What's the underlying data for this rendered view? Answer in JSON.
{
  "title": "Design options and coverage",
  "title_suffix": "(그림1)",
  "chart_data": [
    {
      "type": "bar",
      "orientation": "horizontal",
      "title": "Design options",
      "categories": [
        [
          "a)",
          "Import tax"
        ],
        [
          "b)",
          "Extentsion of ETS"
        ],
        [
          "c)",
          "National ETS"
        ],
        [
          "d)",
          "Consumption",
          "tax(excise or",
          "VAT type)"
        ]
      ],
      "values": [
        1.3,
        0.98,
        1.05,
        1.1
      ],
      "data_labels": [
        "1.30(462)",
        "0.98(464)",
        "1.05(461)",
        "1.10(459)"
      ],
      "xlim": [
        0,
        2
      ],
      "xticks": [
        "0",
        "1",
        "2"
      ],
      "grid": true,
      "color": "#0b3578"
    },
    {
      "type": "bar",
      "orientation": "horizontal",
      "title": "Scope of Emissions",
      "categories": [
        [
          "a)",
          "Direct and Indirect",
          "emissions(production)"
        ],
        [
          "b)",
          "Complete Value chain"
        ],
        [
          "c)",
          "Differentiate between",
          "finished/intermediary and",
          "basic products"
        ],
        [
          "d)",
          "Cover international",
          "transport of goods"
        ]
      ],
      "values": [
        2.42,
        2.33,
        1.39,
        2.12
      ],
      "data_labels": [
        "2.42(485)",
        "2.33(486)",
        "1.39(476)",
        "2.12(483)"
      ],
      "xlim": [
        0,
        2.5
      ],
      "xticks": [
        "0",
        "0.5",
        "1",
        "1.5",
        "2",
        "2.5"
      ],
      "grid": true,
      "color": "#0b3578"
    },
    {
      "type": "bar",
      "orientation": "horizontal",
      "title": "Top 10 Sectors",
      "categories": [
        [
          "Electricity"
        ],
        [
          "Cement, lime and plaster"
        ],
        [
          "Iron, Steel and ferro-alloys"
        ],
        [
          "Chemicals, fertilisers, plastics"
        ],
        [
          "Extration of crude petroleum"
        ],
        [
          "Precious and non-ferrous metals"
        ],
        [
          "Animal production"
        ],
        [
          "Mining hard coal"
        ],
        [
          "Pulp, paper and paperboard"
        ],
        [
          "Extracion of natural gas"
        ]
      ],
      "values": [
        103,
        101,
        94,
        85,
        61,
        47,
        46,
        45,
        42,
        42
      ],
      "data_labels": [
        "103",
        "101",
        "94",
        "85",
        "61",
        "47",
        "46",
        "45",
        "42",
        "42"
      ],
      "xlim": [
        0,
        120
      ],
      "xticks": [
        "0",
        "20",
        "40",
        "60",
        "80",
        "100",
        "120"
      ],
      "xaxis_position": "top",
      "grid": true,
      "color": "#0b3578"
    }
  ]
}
|---|
**Task brief**
Exactly as written, please output every entry.

**Final result**
What's the underlying data for this rendered view? Answer in JSON.
{
  "title": "Design options and coverage",
  "title_suffix": "(그림1)",
  "chart_data": [
    {
      "type": "bar",
      "orientation": "horizontal",
      "title": "Design options",
      "categories": [
        [
          "a)",
          "Import tax"
        ],
        [
          "b)",
          "Extentsion of ETS"
        ],
        [
          "c)",
          "National ETS"
        ],
        [
          "d)",
          "Consumption",
          "tax(excise or",
          "VAT type)"
        ]
      ],
      "values": [
        1.3,
        0.98,
        1.05,
        1.1
      ],
      "data_labels": [
        "1.30(462)",
        "0.98(464)",
        "1.05(461)",
        "1.10(459)"
      ],
      "xlim": [
        0,
        2
      ],
      "xticks": [
        "0",
        "1",
        "2"
      ],
      "grid": true,
      "color": "#0b3578"
    },
    {
      "type": "bar",
      "orientation": "horizontal",
      "title": "Scope of Emissions",
      "categories": [
        [
          "a)",
          "Direct and Indirect",
          "emissions(production)"
        ],
        [
          "b)",
          "Complete Value chain"
        ],
        [
          "c)",
          "Differentiate between",
          "finished/intermediary and",
          "basic products"
        ],
        [
          "d)",
          "Cover international",
          "transport of goods"
        ]
      ],
      "values": [
        2.42,
        2.33,
        1.39,
        2.12
      ],
      "data_labels": [
        "2.42(485)",
        "2.33(486)",
        "1.39(476)",
        "2.12(483)"
      ],
      "xlim": [
        0,
        2.5
      ],
      "xticks": [
        "0",
        "0.5",
        "1",
        "1.5",
        "2",
        "2.5"
      ],
      "grid": true,
      "color": "#0b3578"
    },
    {
      "type": "bar",
      "orientation": "horizontal",
      "title": "Top 10 Sectors",
      "categories": [
        [
          "Electricity"
        ],
        [
          "Cement, lime and plaster"
        ],
        [
          "Iron, Steel and ferro-alloys"
        ],
        [
          "Chemicals, fertilisers, plastics"
        ],
        [
          "Extration of crude petroleum"
        ],
        [
          "Precious and non-ferrous metals"
        ],
        [
          "Animal production"
        ],
        [
          "Mining hard coal"
        ],
        [
          "Pulp, paper and paperboard"
        ],
        [
          "Extracion of natural gas"
        ]
      ],
      "values": [
        103,
        101,
        94,
        85,
        61,
        47,
        46,
        45,
        42,
        42
      ],
      "data_labels": [
        "103",
        "101",
        "94",
        "85",
        "61",
        "47",
        "46",
        "45",
        "42",
        "42"
      ],
      "xlim": [
        0,
        120
      ],
      "xticks": [
        "0",
        "20",
        "40",
        "60",
        "80",
        "100",
        "120"
      ],
      "xaxis_position": "top",
      "grid": true,
      "color": "#0b3578"
    }
  ]
}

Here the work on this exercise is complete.